Directions for this task:
Reproduce the listing below without any change.

(Records excerpted from a collection)
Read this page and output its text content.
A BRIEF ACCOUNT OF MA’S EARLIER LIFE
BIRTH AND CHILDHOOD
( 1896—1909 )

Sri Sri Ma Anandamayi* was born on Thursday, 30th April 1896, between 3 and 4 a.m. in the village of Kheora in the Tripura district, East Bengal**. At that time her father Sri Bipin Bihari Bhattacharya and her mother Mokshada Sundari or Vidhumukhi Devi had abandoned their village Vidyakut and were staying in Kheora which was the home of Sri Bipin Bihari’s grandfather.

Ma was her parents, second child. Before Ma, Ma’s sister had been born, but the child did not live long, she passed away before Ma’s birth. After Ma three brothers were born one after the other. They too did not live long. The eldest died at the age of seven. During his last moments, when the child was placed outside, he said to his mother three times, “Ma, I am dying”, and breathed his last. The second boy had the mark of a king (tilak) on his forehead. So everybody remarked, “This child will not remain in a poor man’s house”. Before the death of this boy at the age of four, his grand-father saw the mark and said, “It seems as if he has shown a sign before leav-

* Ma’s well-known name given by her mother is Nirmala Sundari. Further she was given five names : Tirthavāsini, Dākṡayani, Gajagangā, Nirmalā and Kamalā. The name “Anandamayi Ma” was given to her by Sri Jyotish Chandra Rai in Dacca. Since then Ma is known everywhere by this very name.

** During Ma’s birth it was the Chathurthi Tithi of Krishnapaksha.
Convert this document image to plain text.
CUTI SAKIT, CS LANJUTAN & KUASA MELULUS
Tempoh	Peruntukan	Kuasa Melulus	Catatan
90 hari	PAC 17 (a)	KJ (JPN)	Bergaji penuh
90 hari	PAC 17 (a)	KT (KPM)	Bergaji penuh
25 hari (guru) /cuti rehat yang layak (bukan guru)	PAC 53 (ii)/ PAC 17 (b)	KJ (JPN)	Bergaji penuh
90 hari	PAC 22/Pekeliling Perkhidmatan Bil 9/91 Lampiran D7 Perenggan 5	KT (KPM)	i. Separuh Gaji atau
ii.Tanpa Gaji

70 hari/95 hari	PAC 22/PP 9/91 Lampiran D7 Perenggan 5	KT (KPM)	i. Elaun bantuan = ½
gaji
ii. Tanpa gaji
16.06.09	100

Solved problem:
Read this page and output its text content.
A BRIEF ACCOUNT OF MA’S EARLIER LIFE
BIRTH AND CHILDHOOD
( 1896—1909 )

Sri Sri Ma Anandamayi* was born on Thursday, 30th April 1896, between 3 and 4 a.m. in the village of Kheora in the Tripura district, East Bengal**. At that time her father Sri Bipin Bihari Bhattacharya and her mother Mokshada Sundari or Vidhumukhi Devi had abandoned their village Vidyakut and were staying in Kheora which was the home of Sri Bipin Bihari’s grandfather.

Ma was her parents, second child. Before Ma, Ma’s sister had been born, but the child did not live long, she passed away before Ma’s birth. After Ma three brothers were born one after the other. They too did not live long. The eldest died at the age of seven. During his last moments, when the child was placed outside, he said to his mother three times, “Ma, I am dying”, and breathed his last. The second boy had the mark of a king (tilak) on his forehead. So everybody remarked, “This child will not remain in a poor man’s house”. Before the death of this boy at the age of four, his grand-father saw the mark and said, “It seems as if he has shown a sign before leav-

* Ma’s well-known name given by her mother is Nirmala Sundari. Further she was given five names : Tirthavāsini, Dākṡayani, Gajagangā, Nirmalā and Kamalā. The name “Anandamayi Ma” was given to her by Sri Jyotish Chandra Rai in Dacca. Since then Ma is known everywhere by this very name.

** During Ma’s birth it was the Chathurthi Tithi of Krishnapaksha.
Convert this document image to plain text.
CUTI SAKIT, CS LANJUTAN & KUASA MELULUS
Tempoh	Peruntukan	Kuasa Melulus	Catatan
90 hari	PAC 17 (a)	KJ (JPN)	Bergaji penuh
90 hari	PAC 17 (a)	KT (KPM)	Bergaji penuh
25 hari (guru) /cuti rehat yang layak (bukan guru)	PAC 53 (ii)/ PAC 17 (b)	KJ (JPN)	Bergaji penuh
90 hari	PAC 22/Pekeliling Perkhidmatan Bil 9/91 Lampiran D7 Perenggan 5	KT (KPM)	i. Separuh Gaji atau
ii.Tanpa Gaji

70 hari/95 hari	PAC 22/PP 9/91 Lampiran D7 Perenggan 5	KT (KPM)	i. Elaun bantuan = ½
gaji
ii. Tanpa gaji
16.06.09	100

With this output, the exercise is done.